TASK OBJECTIVE
Your answer is a single number: the count of lines that contain the string "viên".
[Begin]
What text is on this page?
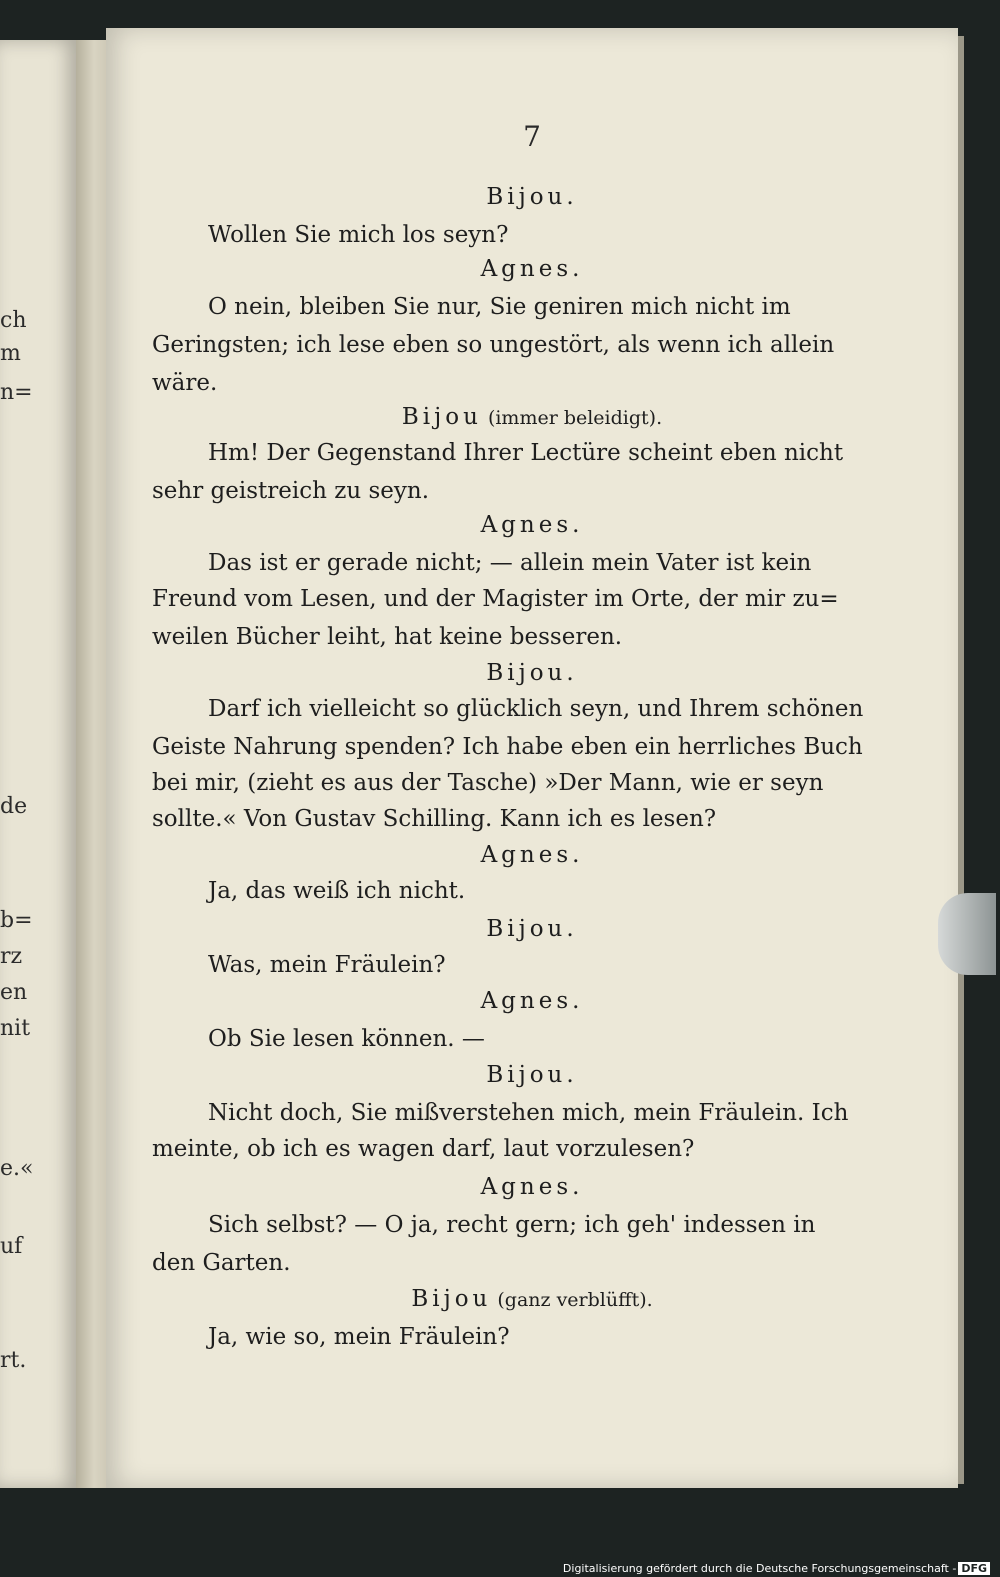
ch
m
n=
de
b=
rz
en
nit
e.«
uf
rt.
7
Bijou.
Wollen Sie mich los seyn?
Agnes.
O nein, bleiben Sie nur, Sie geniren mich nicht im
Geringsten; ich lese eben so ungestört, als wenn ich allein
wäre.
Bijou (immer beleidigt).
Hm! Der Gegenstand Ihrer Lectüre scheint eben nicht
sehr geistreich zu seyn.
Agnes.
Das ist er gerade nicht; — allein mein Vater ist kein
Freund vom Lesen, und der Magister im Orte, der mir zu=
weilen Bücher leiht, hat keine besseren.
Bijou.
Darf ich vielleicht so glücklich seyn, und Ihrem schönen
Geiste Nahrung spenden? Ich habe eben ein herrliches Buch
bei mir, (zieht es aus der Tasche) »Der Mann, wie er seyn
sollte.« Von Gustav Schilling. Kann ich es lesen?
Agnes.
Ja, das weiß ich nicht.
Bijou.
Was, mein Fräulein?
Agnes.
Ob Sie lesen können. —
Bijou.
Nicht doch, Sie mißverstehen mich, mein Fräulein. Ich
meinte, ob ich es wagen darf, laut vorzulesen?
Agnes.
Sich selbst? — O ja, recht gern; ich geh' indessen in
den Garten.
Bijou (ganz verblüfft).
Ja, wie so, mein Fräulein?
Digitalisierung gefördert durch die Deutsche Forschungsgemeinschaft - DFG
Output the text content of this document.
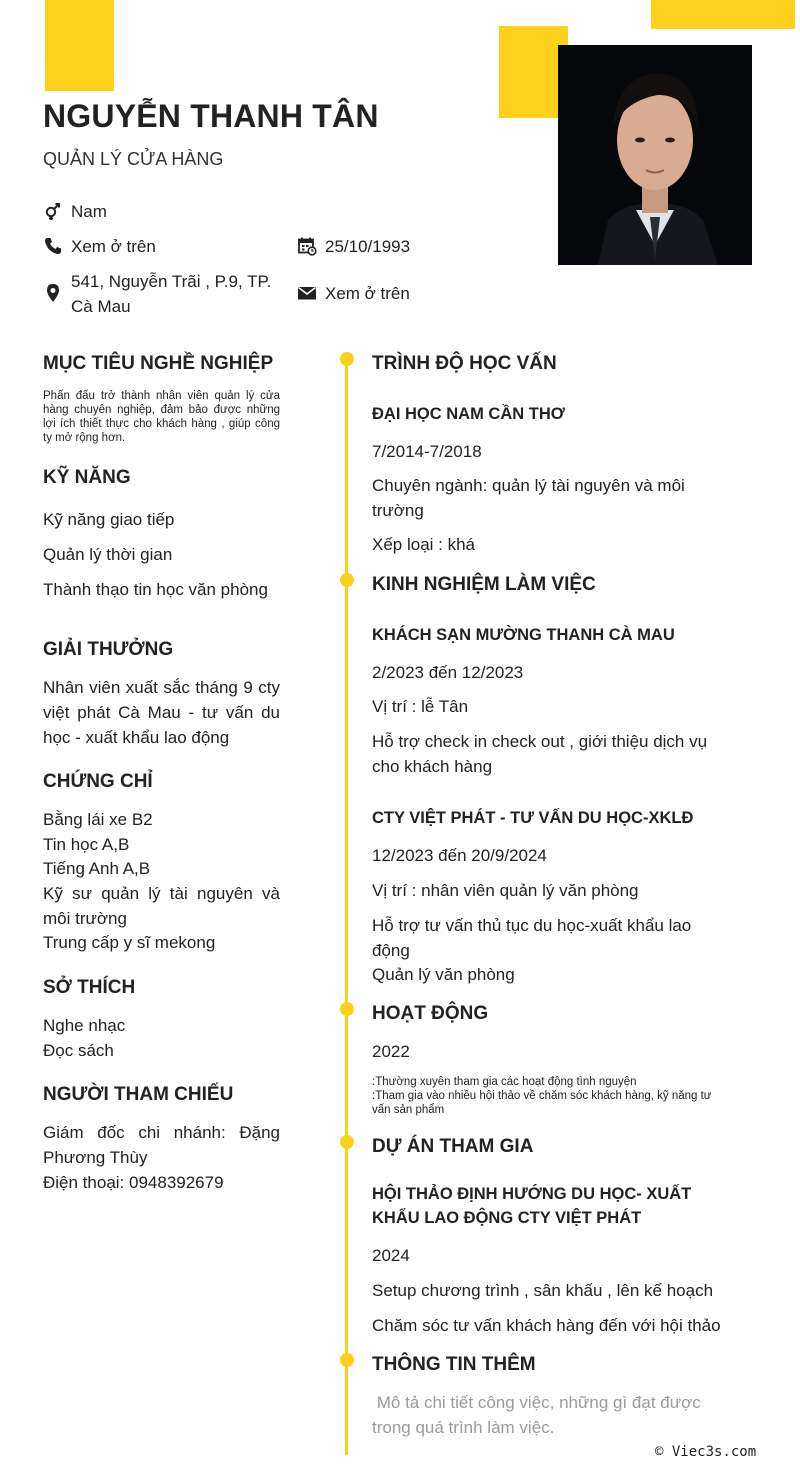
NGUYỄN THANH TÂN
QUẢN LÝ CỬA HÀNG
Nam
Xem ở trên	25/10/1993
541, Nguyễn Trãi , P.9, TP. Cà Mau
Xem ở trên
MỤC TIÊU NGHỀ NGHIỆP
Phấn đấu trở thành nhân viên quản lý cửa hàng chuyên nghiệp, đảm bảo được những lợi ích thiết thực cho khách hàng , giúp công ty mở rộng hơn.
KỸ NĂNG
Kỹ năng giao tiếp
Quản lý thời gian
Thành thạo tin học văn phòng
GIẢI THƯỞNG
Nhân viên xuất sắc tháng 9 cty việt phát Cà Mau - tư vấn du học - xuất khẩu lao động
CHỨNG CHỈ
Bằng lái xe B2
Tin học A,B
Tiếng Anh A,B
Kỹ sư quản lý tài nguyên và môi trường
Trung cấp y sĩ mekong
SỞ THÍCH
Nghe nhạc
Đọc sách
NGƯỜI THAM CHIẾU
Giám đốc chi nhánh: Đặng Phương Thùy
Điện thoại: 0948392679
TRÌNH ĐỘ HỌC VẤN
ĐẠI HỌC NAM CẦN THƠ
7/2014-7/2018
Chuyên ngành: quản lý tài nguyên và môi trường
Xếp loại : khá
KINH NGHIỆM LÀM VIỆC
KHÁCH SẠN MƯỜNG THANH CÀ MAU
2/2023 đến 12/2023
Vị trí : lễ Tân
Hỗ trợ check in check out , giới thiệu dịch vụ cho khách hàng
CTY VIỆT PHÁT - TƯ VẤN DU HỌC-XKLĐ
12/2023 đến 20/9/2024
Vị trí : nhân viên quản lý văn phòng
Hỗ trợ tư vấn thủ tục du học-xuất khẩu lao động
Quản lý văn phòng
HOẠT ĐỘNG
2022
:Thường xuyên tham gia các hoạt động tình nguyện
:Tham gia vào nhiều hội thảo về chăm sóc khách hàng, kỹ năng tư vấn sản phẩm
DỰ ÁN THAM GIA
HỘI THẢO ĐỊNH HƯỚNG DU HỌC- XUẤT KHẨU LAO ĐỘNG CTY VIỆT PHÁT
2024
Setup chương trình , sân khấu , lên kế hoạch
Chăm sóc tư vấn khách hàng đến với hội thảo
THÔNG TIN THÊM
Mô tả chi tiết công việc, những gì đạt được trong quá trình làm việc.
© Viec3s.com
[End]
WRITTEN SOLUTION
3